* **Direction**: Select all lines holding the word "this" from the entries that follow.

* **The records**:
● ● ● ● ●
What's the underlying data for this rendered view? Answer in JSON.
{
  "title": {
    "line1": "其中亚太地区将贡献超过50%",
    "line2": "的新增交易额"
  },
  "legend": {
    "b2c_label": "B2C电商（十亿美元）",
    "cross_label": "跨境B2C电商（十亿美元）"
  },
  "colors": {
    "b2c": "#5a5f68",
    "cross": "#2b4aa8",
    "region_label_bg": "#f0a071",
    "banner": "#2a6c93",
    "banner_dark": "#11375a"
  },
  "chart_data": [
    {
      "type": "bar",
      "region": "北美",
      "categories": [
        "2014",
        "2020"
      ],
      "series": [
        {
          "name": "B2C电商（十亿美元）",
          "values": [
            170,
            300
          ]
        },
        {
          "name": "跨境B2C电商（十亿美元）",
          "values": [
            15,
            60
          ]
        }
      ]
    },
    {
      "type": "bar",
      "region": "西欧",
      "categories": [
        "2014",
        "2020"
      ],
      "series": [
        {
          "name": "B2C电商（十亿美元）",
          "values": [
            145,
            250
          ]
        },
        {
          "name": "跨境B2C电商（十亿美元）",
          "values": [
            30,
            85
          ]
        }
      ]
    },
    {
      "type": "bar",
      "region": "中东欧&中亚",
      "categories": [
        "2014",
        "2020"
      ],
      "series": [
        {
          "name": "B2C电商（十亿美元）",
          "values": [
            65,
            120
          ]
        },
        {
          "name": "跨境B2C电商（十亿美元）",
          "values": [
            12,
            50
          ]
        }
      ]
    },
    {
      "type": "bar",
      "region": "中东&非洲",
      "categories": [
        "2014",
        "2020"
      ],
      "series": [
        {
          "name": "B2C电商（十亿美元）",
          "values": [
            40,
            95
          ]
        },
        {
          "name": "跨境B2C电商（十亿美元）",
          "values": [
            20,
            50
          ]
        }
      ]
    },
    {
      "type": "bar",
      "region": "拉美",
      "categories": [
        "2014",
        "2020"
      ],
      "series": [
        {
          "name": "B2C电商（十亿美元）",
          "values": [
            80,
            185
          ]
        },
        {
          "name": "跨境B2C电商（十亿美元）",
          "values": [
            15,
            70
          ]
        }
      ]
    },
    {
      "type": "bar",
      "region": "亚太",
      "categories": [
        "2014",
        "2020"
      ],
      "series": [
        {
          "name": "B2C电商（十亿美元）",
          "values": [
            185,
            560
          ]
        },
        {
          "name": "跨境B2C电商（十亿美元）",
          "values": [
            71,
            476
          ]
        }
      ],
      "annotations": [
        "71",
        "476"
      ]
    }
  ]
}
● ● ● ● ●
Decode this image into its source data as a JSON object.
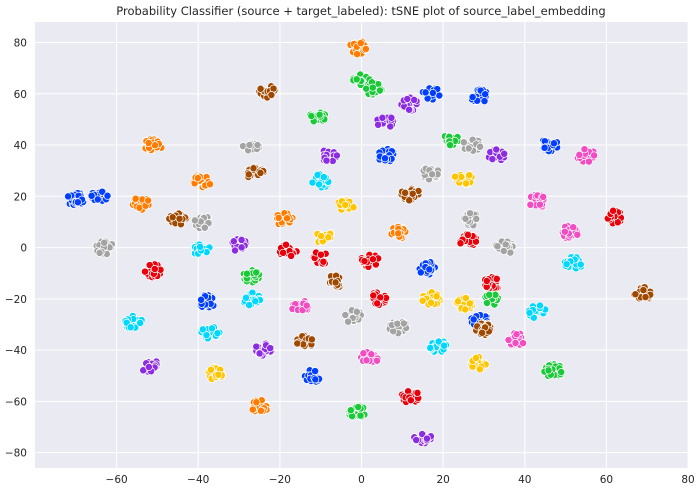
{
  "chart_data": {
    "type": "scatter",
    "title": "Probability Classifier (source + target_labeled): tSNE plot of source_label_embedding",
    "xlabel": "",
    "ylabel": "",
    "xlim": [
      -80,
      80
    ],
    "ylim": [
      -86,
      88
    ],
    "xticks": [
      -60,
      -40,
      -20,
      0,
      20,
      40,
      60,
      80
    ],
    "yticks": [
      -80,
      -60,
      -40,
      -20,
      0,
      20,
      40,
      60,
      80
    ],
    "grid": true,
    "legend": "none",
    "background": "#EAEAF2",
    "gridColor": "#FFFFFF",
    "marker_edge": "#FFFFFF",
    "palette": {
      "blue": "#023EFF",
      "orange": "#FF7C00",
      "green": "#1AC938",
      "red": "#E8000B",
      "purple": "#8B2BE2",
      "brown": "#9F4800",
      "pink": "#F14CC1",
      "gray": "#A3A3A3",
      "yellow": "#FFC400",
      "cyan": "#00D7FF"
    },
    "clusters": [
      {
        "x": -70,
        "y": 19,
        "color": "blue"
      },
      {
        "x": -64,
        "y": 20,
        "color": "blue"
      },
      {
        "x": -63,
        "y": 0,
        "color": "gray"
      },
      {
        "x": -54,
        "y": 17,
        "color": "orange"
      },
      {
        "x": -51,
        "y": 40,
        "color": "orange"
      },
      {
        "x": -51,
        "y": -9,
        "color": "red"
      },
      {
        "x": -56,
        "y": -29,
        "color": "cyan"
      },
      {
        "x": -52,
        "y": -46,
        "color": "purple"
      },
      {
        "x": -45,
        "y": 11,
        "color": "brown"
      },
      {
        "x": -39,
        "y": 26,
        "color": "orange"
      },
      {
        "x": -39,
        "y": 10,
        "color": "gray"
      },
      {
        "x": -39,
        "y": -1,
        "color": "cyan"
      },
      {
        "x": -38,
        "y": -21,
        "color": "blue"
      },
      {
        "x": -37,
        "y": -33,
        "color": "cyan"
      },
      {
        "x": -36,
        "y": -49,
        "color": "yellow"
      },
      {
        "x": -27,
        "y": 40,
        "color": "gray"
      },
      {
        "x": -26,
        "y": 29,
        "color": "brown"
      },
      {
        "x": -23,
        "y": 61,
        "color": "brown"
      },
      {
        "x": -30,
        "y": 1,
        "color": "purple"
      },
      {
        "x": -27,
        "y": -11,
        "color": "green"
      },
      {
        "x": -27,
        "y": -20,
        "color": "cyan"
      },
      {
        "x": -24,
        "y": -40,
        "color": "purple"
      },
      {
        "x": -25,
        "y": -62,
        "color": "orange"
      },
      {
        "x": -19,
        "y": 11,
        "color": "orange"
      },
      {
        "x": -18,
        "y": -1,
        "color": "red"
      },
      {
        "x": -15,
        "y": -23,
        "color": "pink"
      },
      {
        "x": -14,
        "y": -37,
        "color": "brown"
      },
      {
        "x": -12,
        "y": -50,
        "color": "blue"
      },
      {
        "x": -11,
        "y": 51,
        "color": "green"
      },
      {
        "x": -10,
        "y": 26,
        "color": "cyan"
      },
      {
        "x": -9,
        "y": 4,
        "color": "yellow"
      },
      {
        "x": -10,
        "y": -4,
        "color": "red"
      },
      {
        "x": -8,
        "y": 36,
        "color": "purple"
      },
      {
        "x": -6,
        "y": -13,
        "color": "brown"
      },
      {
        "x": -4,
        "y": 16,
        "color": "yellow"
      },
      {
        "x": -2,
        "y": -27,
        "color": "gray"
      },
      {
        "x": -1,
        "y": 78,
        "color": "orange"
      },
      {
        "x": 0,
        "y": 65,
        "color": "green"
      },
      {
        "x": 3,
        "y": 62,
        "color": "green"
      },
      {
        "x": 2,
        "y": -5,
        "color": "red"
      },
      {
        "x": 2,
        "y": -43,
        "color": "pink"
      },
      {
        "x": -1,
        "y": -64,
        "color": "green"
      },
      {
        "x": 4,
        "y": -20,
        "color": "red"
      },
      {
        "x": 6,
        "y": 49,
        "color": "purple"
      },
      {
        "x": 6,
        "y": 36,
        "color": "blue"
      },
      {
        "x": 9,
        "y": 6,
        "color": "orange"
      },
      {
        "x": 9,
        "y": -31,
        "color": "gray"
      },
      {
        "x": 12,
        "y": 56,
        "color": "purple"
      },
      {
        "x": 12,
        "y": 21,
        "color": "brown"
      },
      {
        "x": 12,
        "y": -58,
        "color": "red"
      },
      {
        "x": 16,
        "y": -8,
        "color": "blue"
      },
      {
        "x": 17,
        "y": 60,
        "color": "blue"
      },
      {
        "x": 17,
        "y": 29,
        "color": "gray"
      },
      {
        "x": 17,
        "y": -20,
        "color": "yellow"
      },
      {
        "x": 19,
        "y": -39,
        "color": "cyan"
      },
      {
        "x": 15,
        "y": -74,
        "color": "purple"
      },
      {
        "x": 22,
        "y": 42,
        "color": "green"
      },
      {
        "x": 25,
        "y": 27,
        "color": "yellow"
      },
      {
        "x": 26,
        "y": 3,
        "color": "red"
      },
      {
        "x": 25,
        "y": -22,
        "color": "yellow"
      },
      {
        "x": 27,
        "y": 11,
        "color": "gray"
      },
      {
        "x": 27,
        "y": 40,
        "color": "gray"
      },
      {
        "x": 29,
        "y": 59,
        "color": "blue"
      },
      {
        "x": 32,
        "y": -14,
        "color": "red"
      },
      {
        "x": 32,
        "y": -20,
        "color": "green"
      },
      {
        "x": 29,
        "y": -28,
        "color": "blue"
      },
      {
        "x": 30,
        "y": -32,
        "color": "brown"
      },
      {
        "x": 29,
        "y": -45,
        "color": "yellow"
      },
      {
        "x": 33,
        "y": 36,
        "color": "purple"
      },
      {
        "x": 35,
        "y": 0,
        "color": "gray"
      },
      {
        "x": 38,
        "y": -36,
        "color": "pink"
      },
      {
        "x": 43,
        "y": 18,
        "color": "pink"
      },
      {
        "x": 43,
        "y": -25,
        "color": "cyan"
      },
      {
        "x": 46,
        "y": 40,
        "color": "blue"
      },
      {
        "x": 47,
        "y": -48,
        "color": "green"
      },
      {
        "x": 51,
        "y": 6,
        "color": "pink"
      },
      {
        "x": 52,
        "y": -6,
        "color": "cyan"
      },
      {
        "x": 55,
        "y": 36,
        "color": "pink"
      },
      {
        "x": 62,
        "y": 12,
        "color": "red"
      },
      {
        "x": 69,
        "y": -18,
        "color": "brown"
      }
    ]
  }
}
● ● ● ● ●
* **Reply to the task**:
What's the underlying data for this rendered view? Answer in JSON.
Decode this image into its source data as a JSON object.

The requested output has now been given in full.